#### [Problem statement]
Give back every line exactly as it appears, pictures excluded.

-- Begin Dataset entries --

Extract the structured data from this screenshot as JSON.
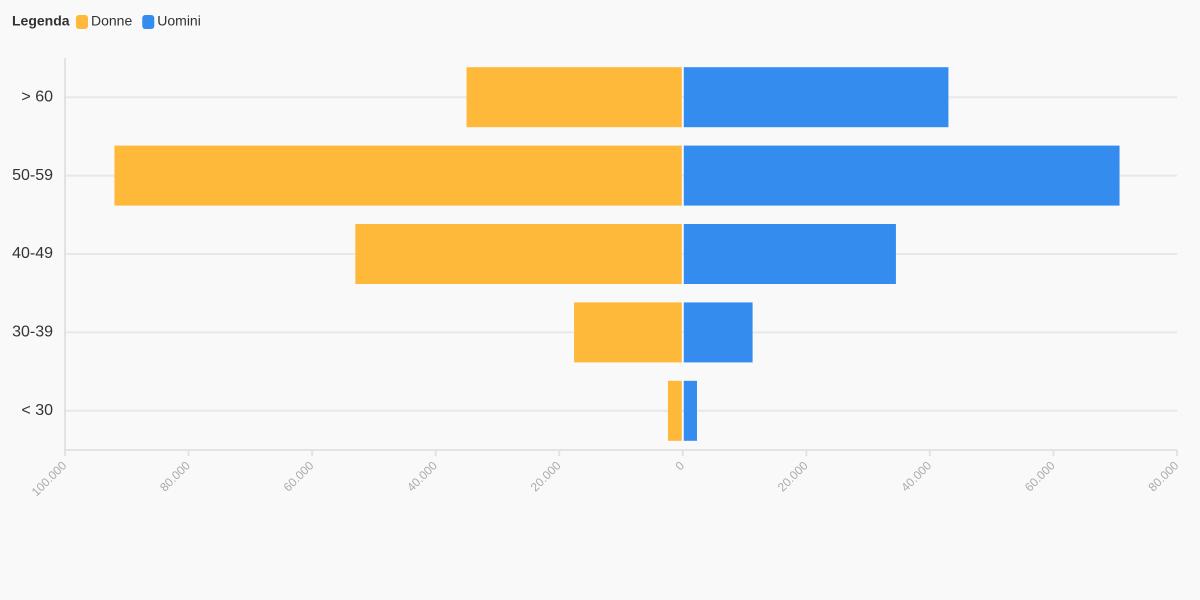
{
  "chart_data": {
    "type": "bar",
    "orientation": "horizontal",
    "legend_title": "Legenda",
    "legend_position": "top-left",
    "categories": [
      "> 60",
      "50-59",
      "40-49",
      "30-39",
      "< 30"
    ],
    "series": [
      {
        "name": "Donne",
        "color": "#ffb93a",
        "values": [
          -35000,
          -92000,
          -53000,
          -17600,
          -2400
        ]
      },
      {
        "name": "Uomini",
        "color": "#348cef",
        "values": [
          43000,
          70700,
          34500,
          11300,
          2300
        ]
      }
    ],
    "xlim": [
      -100000,
      80000
    ],
    "xticks": [
      {
        "value": -100000,
        "label": "100.000"
      },
      {
        "value": -80000,
        "label": "80.000"
      },
      {
        "value": -60000,
        "label": "60.000"
      },
      {
        "value": -40000,
        "label": "40.000"
      },
      {
        "value": -20000,
        "label": "20.000"
      },
      0,
      {
        "value": 20000,
        "label": "20.000"
      },
      {
        "value": 40000,
        "label": "40.000"
      },
      {
        "value": 60000,
        "label": "60.000"
      },
      {
        "value": 80000,
        "label": "80.000"
      }
    ],
    "grid": true
  }
}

-- End Dataset entries --

#### [Solution]
Extract the structured data from this screenshot as JSON.
{
  "chart_data": {
    "type": "bar",
    "orientation": "horizontal",
    "legend_title": "Legenda",
    "legend_position": "top-left",
    "categories": [
      "> 60",
      "50-59",
      "40-49",
      "30-39",
      "< 30"
    ],
    "series": [
      {
        "name": "Donne",
        "color": "#ffb93a",
        "values": [
          -35000,
          -92000,
          -53000,
          -17600,
          -2400
        ]
      },
      {
        "name": "Uomini",
        "color": "#348cef",
        "values": [
          43000,
          70700,
          34500,
          11300,
          2300
        ]
      }
    ],
    "xlim": [
      -100000,
      80000
    ],
    "xticks": [
      {
        "value": -100000,
        "label": "100.000"
      },
      {
        "value": -80000,
        "label": "80.000"
      },
      {
        "value": -60000,
        "label": "60.000"
      },
      {
        "value": -40000,
        "label": "40.000"
      },
      {
        "value": -20000,
        "label": "20.000"
      },
      0,
      {
        "value": 20000,
        "label": "20.000"
      },
      {
        "value": 40000,
        "label": "40.000"
      },
      {
        "value": 60000,
        "label": "60.000"
      },
      {
        "value": 80000,
        "label": "80.000"
      }
    ],
    "grid": true
  }
}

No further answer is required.